» Challenge
Give the number of lines that include the string "this", nothing more.

» Task inputs

'''

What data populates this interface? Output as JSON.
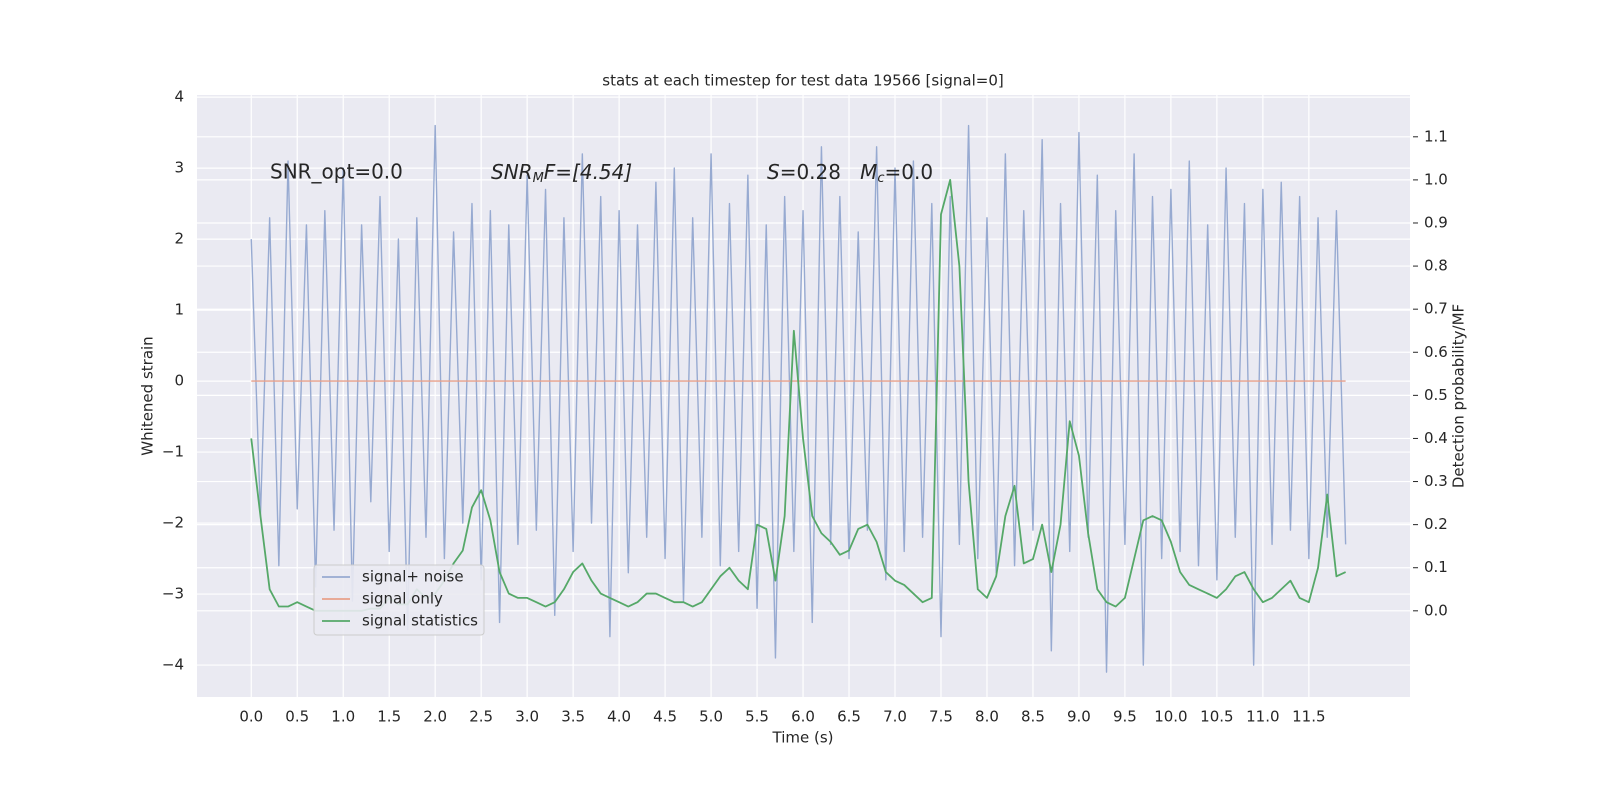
{
  "chart_data": {
    "type": "line",
    "title": "stats at each timestep for test data 19566 [signal=0]",
    "xlabel": "Time (s)",
    "ylabel": "Whitened strain",
    "y2label": "Detection probability/MF",
    "annotations": [
      [
        "SNR_opt=0.0"
      ],
      [
        "SNR",
        "M",
        "F=[4.54]"
      ],
      [
        "S",
        "=0.28   ",
        "M",
        "c",
        "=0.0"
      ]
    ],
    "grid": true,
    "legend_loc": "lower left",
    "xlim": [
      -0.59,
      12.6
    ],
    "ylim": [
      -4.45,
      4.03
    ],
    "y2lim": [
      -0.2,
      1.197
    ],
    "xticks": [
      {
        "value": 0,
        "label": "0.0"
      },
      {
        "value": 0.5,
        "label": "0.5"
      },
      {
        "value": 1,
        "label": "1.0"
      },
      {
        "value": 1.5,
        "label": "1.5"
      },
      {
        "value": 2,
        "label": "2.0"
      },
      {
        "value": 2.5,
        "label": "2.5"
      },
      {
        "value": 3,
        "label": "3.0"
      },
      {
        "value": 3.5,
        "label": "3.5"
      },
      {
        "value": 4,
        "label": "4.0"
      },
      {
        "value": 4.5,
        "label": "4.5"
      },
      {
        "value": 5,
        "label": "5.0"
      },
      {
        "value": 5.5,
        "label": "5.5"
      },
      {
        "value": 6,
        "label": "6.0"
      },
      {
        "value": 6.5,
        "label": "6.5"
      },
      {
        "value": 7,
        "label": "7.0"
      },
      {
        "value": 7.5,
        "label": "7.5"
      },
      {
        "value": 8,
        "label": "8.0"
      },
      {
        "value": 8.5,
        "label": "8.5"
      },
      {
        "value": 9,
        "label": "9.0"
      },
      {
        "value": 9.5,
        "label": "9.5"
      },
      {
        "value": 10,
        "label": "10.0"
      },
      {
        "value": 10.5,
        "label": "10.5"
      },
      {
        "value": 11,
        "label": "11.0"
      },
      {
        "value": 11.5,
        "label": "11.5"
      }
    ],
    "yticks": [
      {
        "value": -4,
        "label": "−4"
      },
      {
        "value": -3,
        "label": "−3"
      },
      {
        "value": -2,
        "label": "−2"
      },
      {
        "value": -1,
        "label": "−1"
      },
      0,
      1,
      2,
      3,
      4
    ],
    "y2ticks": [
      {
        "value": 0,
        "label": "0.0"
      },
      {
        "value": 0.1,
        "label": "0.1"
      },
      {
        "value": 0.2,
        "label": "0.2"
      },
      {
        "value": 0.3,
        "label": "0.3"
      },
      {
        "value": 0.4,
        "label": "0.4"
      },
      {
        "value": 0.5,
        "label": "0.5"
      },
      {
        "value": 0.6,
        "label": "0.6"
      },
      {
        "value": 0.7,
        "label": "0.7"
      },
      {
        "value": 0.8,
        "label": "0.8"
      },
      {
        "value": 0.9,
        "label": "0.9"
      },
      {
        "value": 1,
        "label": "1.0"
      },
      {
        "value": 1.1,
        "label": "1.1"
      }
    ],
    "x": [
      0,
      0.1,
      0.2,
      0.3,
      0.4,
      0.5,
      0.6,
      0.7,
      0.8,
      0.9,
      1,
      1.1,
      1.2,
      1.3,
      1.4,
      1.5,
      1.6,
      1.7,
      1.8,
      1.9,
      2,
      2.1,
      2.2,
      2.3,
      2.4,
      2.5,
      2.6,
      2.7,
      2.8,
      2.9,
      3,
      3.1,
      3.2,
      3.3,
      3.4,
      3.5,
      3.6,
      3.7,
      3.8,
      3.9,
      4,
      4.1,
      4.2,
      4.3,
      4.4,
      4.5,
      4.6,
      4.7,
      4.8,
      4.9,
      5,
      5.1,
      5.2,
      5.3,
      5.4,
      5.5,
      5.6,
      5.7,
      5.8,
      5.9,
      6,
      6.1,
      6.2,
      6.3,
      6.4,
      6.5,
      6.6,
      6.7,
      6.8,
      6.9,
      7,
      7.1,
      7.2,
      7.3,
      7.4,
      7.5,
      7.6,
      7.7,
      7.8,
      7.9,
      8,
      8.1,
      8.2,
      8.3,
      8.4,
      8.5,
      8.6,
      8.7,
      8.8,
      8.9,
      9,
      9.1,
      9.2,
      9.3,
      9.4,
      9.5,
      9.6,
      9.7,
      9.8,
      9.9,
      10,
      10.1,
      10.2,
      10.3,
      10.4,
      10.5,
      10.6,
      10.7,
      10.8,
      10.9,
      11,
      11.1,
      11.2,
      11.3,
      11.4,
      11.5,
      11.6,
      11.7,
      11.8,
      11.9
    ],
    "series": [
      {
        "name": "signal+ noise",
        "color": "#97aad1",
        "values": [
          2.0,
          -1.9,
          2.3,
          -2.6,
          3.1,
          -1.8,
          2.2,
          -2.9,
          2.4,
          -2.1,
          3.0,
          -3.1,
          2.2,
          -1.7,
          2.6,
          -2.4,
          2.0,
          -3.5,
          2.3,
          -2.2,
          3.6,
          -2.5,
          2.1,
          -2.0,
          2.5,
          -2.8,
          2.4,
          -3.4,
          2.2,
          -2.3,
          2.9,
          -2.1,
          2.7,
          -3.3,
          2.3,
          -2.4,
          3.2,
          -2.0,
          2.6,
          -3.6,
          2.4,
          -2.7,
          2.2,
          -2.2,
          2.8,
          -2.5,
          3.0,
          -3.1,
          2.3,
          -2.2,
          3.2,
          -2.6,
          2.5,
          -2.4,
          2.9,
          -3.2,
          2.2,
          -3.9,
          2.6,
          -2.4,
          2.4,
          -3.4,
          3.3,
          -2.3,
          2.6,
          -2.5,
          2.1,
          -2.1,
          3.3,
          -2.8,
          3.0,
          -2.4,
          3.1,
          -2.2,
          2.5,
          -3.6,
          2.6,
          -2.3,
          3.6,
          -2.5,
          2.3,
          -2.7,
          3.2,
          -2.6,
          2.4,
          -2.1,
          3.4,
          -3.8,
          2.5,
          -2.4,
          3.5,
          -2.2,
          2.9,
          -4.1,
          2.4,
          -2.3,
          3.2,
          -4.0,
          2.6,
          -2.5,
          2.7,
          -2.4,
          3.1,
          -2.6,
          2.2,
          -2.8,
          3.0,
          -2.2,
          2.5,
          -4.0,
          2.7,
          -2.3,
          2.8,
          -2.1,
          2.6,
          -2.5,
          2.3,
          -2.2,
          2.4,
          -2.3
        ]
      },
      {
        "name": "signal only",
        "color": "#e8a08a",
        "values": [
          0,
          0,
          0,
          0,
          0,
          0,
          0,
          0,
          0,
          0,
          0,
          0,
          0,
          0,
          0,
          0,
          0,
          0,
          0,
          0,
          0,
          0,
          0,
          0,
          0,
          0,
          0,
          0,
          0,
          0,
          0,
          0,
          0,
          0,
          0,
          0,
          0,
          0,
          0,
          0,
          0,
          0,
          0,
          0,
          0,
          0,
          0,
          0,
          0,
          0,
          0,
          0,
          0,
          0,
          0,
          0,
          0,
          0,
          0,
          0,
          0,
          0,
          0,
          0,
          0,
          0,
          0,
          0,
          0,
          0,
          0,
          0,
          0,
          0,
          0,
          0,
          0,
          0,
          0,
          0,
          0,
          0,
          0,
          0,
          0,
          0,
          0,
          0,
          0,
          0,
          0,
          0,
          0,
          0,
          0,
          0,
          0,
          0,
          0,
          0,
          0,
          0,
          0,
          0,
          0,
          0,
          0,
          0,
          0,
          0,
          0,
          0,
          0,
          0,
          0,
          0,
          0,
          0,
          0,
          0
        ]
      },
      {
        "name": "signal statistics",
        "color": "#55a868",
        "axis": "y2",
        "values": [
          0.4,
          0.22,
          0.05,
          0.01,
          0.01,
          0.02,
          0.01,
          0,
          0,
          0,
          0,
          0,
          0,
          0.005,
          0.005,
          0.03,
          0.015,
          0.015,
          0.05,
          0.03,
          0.04,
          0.07,
          0.11,
          0.14,
          0.24,
          0.28,
          0.21,
          0.09,
          0.04,
          0.03,
          0.03,
          0.02,
          0.01,
          0.02,
          0.05,
          0.09,
          0.11,
          0.07,
          0.04,
          0.03,
          0.02,
          0.01,
          0.02,
          0.04,
          0.04,
          0.03,
          0.02,
          0.02,
          0.01,
          0.02,
          0.05,
          0.08,
          0.1,
          0.07,
          0.05,
          0.2,
          0.19,
          0.07,
          0.22,
          0.65,
          0.4,
          0.22,
          0.18,
          0.16,
          0.13,
          0.14,
          0.19,
          0.2,
          0.16,
          0.09,
          0.07,
          0.06,
          0.04,
          0.02,
          0.03,
          0.92,
          1.0,
          0.8,
          0.3,
          0.05,
          0.03,
          0.08,
          0.22,
          0.29,
          0.11,
          0.12,
          0.2,
          0.09,
          0.2,
          0.44,
          0.36,
          0.18,
          0.05,
          0.02,
          0.01,
          0.03,
          0.12,
          0.21,
          0.22,
          0.21,
          0.16,
          0.09,
          0.06,
          0.05,
          0.04,
          0.03,
          0.05,
          0.08,
          0.09,
          0.05,
          0.02,
          0.03,
          0.05,
          0.07,
          0.03,
          0.02,
          0.1,
          0.27,
          0.08,
          0.09
        ]
      }
    ]
  }
}
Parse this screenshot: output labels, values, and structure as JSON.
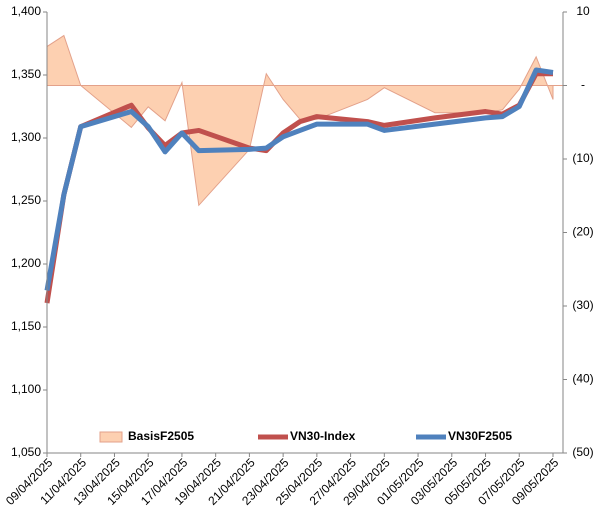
{
  "chart_data": {
    "type": "combo",
    "x": [
      "09/04/2025",
      "10/04/2025",
      "11/04/2025",
      "14/04/2025",
      "15/04/2025",
      "16/04/2025",
      "17/04/2025",
      "18/04/2025",
      "21/04/2025",
      "22/04/2025",
      "23/04/2025",
      "24/04/2025",
      "25/04/2025",
      "28/04/2025",
      "29/04/2025",
      "02/05/2025",
      "05/05/2025",
      "06/05/2025",
      "07/05/2025",
      "08/05/2025",
      "09/05/2025"
    ],
    "xlim": [
      "09/04/2025",
      "09/05/2025"
    ],
    "xticks": [
      "09/04/2025",
      "11/04/2025",
      "13/04/2025",
      "15/04/2025",
      "17/04/2025",
      "19/04/2025",
      "21/04/2025",
      "23/04/2025",
      "25/04/2025",
      "27/04/2025",
      "29/04/2025",
      "01/05/2025",
      "03/05/2025",
      "05/05/2025",
      "07/05/2025",
      "09/05/2025"
    ],
    "ylim": [
      1050,
      1400
    ],
    "yticks": [
      {
        "value": 1050,
        "label": "1,050"
      },
      {
        "value": 1100,
        "label": "1,100"
      },
      {
        "value": 1150,
        "label": "1,150"
      },
      {
        "value": 1200,
        "label": "1,200"
      },
      {
        "value": 1250,
        "label": "1,250"
      },
      {
        "value": 1300,
        "label": "1,300"
      },
      {
        "value": 1350,
        "label": "1,350"
      },
      {
        "value": 1400,
        "label": "1,400"
      }
    ],
    "y2lim": [
      -50,
      10
    ],
    "y2ticks": [
      {
        "value": 10,
        "label": "10"
      },
      {
        "value": 0,
        "label": "-"
      },
      {
        "value": -10,
        "label": "(10)"
      },
      {
        "value": -20,
        "label": "(20)"
      },
      {
        "value": -30,
        "label": "(30)"
      },
      {
        "value": -40,
        "label": "(40)"
      },
      {
        "value": -50,
        "label": "(50)"
      }
    ],
    "legend": "bottom",
    "series": [
      {
        "name": "BasisF2505",
        "kind": "area",
        "axis": "y2",
        "color": "#fdd0b1",
        "values": [
          5.3,
          6.8,
          0,
          -5.7,
          -2.9,
          -4.8,
          0.4,
          -16.3,
          -8.7,
          1.6,
          -1.9,
          -4.6,
          -4.6,
          -1.9,
          -0.3,
          -3.7,
          -3.7,
          -3.3,
          -0.5,
          3.9,
          -1.9
        ]
      },
      {
        "name": "VN30-Index",
        "kind": "line",
        "color": "#c0504d",
        "values": [
          1169,
          1255,
          1309,
          1326,
          1308,
          1294,
          1304,
          1306,
          1292,
          1290,
          1304,
          1313,
          1317,
          1313,
          1310,
          1316,
          1321,
          1319,
          1326,
          1351,
          1351
        ]
      },
      {
        "name": "VN30F2505",
        "kind": "line",
        "color": "#4f81bd",
        "values": [
          1179,
          1255,
          1309,
          1321,
          1309,
          1289,
          1304,
          1290,
          1291,
          1292,
          1301,
          1306,
          1311,
          1311,
          1306,
          1311,
          1316,
          1317,
          1325,
          1354,
          1352
        ]
      }
    ]
  }
}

'''

» Answer below
2